> [SET EXERCISE]: Pictures aside, repeat every entry exactly.
━━━━
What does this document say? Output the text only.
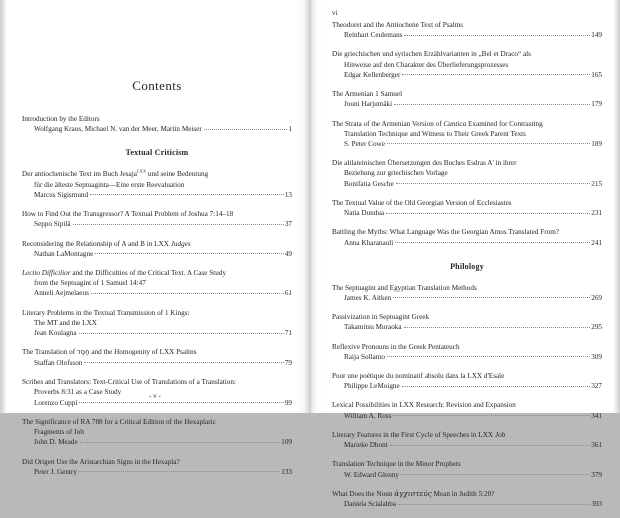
Contents
Introduction by the Editors
Wolfgang Kraus, Michael N. van der Meer, Martin Meiser	1
Textual Criticism
Der antiochenische Text im Buch Jesaja$^{LXX}$ und seine Bedeutung
für die älteste Septuaginta—Eine erste Reevaluation
Marcus Sigismund	13
How to Find Out the Transgressor? A Textual Problem of Joshua 7:14–18
Seppo Sipilä	37
Reconsidering the Relationship of A and B in LXX Judges
Nathan LaMontagne	49
Lectio Difficilior and the Difficulties of the Critical Text. A Case Study
from the Septuagint of 1 Samuel 14:47
Anneli Aejmelaeus	61
Literary Problems in the Textual Transmission of 1 Kings:
The MT and the LXX
Jean Koulagna	71
The Translation of חֶסֶד and the Homogenity of LXX Psalms
Staffan Olofsson	79
Scribes and Translators: Text-Critical Use of Translations of a Translation:
Proverbs 8:31 as a Case Study
Lorenzo Cuppi	99
The Significance of RA 788 for a Critical Edition of the Hexaplaric
Fragments of Job
John D. Meade	109
Did Origen Use the Aristarchian Signs in the Hexapla?
Peter J. Gentry	133
- v -
vi
Theodoret and the Antiochene Text of Psalms
Reinhart Ceulemans	149
Die griechischen und syrischen Erzählvarianten in „Bel et Draco“ als
Hinweise auf den Charakter des Überlieferungsprozesses
Edgar Kellenberger	165
The Armenian 1 Samuel
Jouni Harjumäki	179
The Strata of the Armenian Version of Cantica Examined for Contrasting
Translation Technique and Witness to Their Greek Parent Texts
S. Peter Cowe	189
Die altlateinischen Übersetzungen des Buches Esdras A' in ihrer
Beziehung zur griechischen Vorlage
Bonifatia Gesche	215
The Textual Value of the Old Georgian Version of Ecclesiastes
Natia Dundua	231
Battling the Myths: What Language Was the Georgian Amos Translated From?
Anna Kharanauli	241
Philology
The Septuagint and Egyptian Translation Methods
James K. Aitken	269
Passivization in Septuagint Greek
Takamitsu Muraoka	295
Reflexive Pronouns in the Greek Pentateuch
Raija Sollamo	309
Pour une poétique du nominatif absolu dans la LXX d'Esaïe
Philippe LeMoigne	327
Lexical Possibilities in LXX Research: Revision and Expansion
William A. Ross	341
Literary Features in the First Cycle of Speeches in LXX Job
Marieke Dhont	361
Translation Technique in the Minor Prophets
W. Edward Glenny	379
What Does the Noun ἀγχιστεύς Mean in Judith 5:20?
Daniela Scialabba	393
━━━━
> [RESULT]:
What does this document say? Output the text only.
Contents
Introduction by the Editors
Wolfgang Kraus, Michael N. van der Meer, Martin Meiser	1
Textual Criticism
Der antiochenische Text im Buch Jesaja$^{LXX}$ und seine Bedeutung
für die älteste Septuaginta—Eine erste Reevaluation
Marcus Sigismund	13
How to Find Out the Transgressor? A Textual Problem of Joshua 7:14–18
Seppo Sipilä	37
Reconsidering the Relationship of A and B in LXX Judges
Nathan LaMontagne	49
Lectio Difficilior and the Difficulties of the Critical Text. A Case Study
from the Septuagint of 1 Samuel 14:47
Anneli Aejmelaeus	61
Literary Problems in the Textual Transmission of 1 Kings:
The MT and the LXX
Jean Koulagna	71
The Translation of חֶסֶד and the Homogenity of LXX Psalms
Staffan Olofsson	79
Scribes and Translators: Text-Critical Use of Translations of a Translation:
Proverbs 8:31 as a Case Study
Lorenzo Cuppi	99
The Significance of RA 788 for a Critical Edition of the Hexaplaric
Fragments of Job
John D. Meade	109
Did Origen Use the Aristarchian Signs in the Hexapla?
Peter J. Gentry	133
- v -
vi
Theodoret and the Antiochene Text of Psalms
Reinhart Ceulemans	149
Die griechischen und syrischen Erzählvarianten in „Bel et Draco“ als
Hinweise auf den Charakter des Überlieferungsprozesses
Edgar Kellenberger	165
The Armenian 1 Samuel
Jouni Harjumäki	179
The Strata of the Armenian Version of Cantica Examined for Contrasting
Translation Technique and Witness to Their Greek Parent Texts
S. Peter Cowe	189
Die altlateinischen Übersetzungen des Buches Esdras A' in ihrer
Beziehung zur griechischen Vorlage
Bonifatia Gesche	215
The Textual Value of the Old Georgian Version of Ecclesiastes
Natia Dundua	231
Battling the Myths: What Language Was the Georgian Amos Translated From?
Anna Kharanauli	241
Philology
The Septuagint and Egyptian Translation Methods
James K. Aitken	269
Passivization in Septuagint Greek
Takamitsu Muraoka	295
Reflexive Pronouns in the Greek Pentateuch
Raija Sollamo	309
Pour une poétique du nominatif absolu dans la LXX d'Esaïe
Philippe LeMoigne	327
Lexical Possibilities in LXX Research: Revision and Expansion
William A. Ross	341
Literary Features in the First Cycle of Speeches in LXX Job
Marieke Dhont	361
Translation Technique in the Minor Prophets
W. Edward Glenny	379
What Does the Noun ἀγχιστεύς Mean in Judith 5:20?
Daniela Scialabba	393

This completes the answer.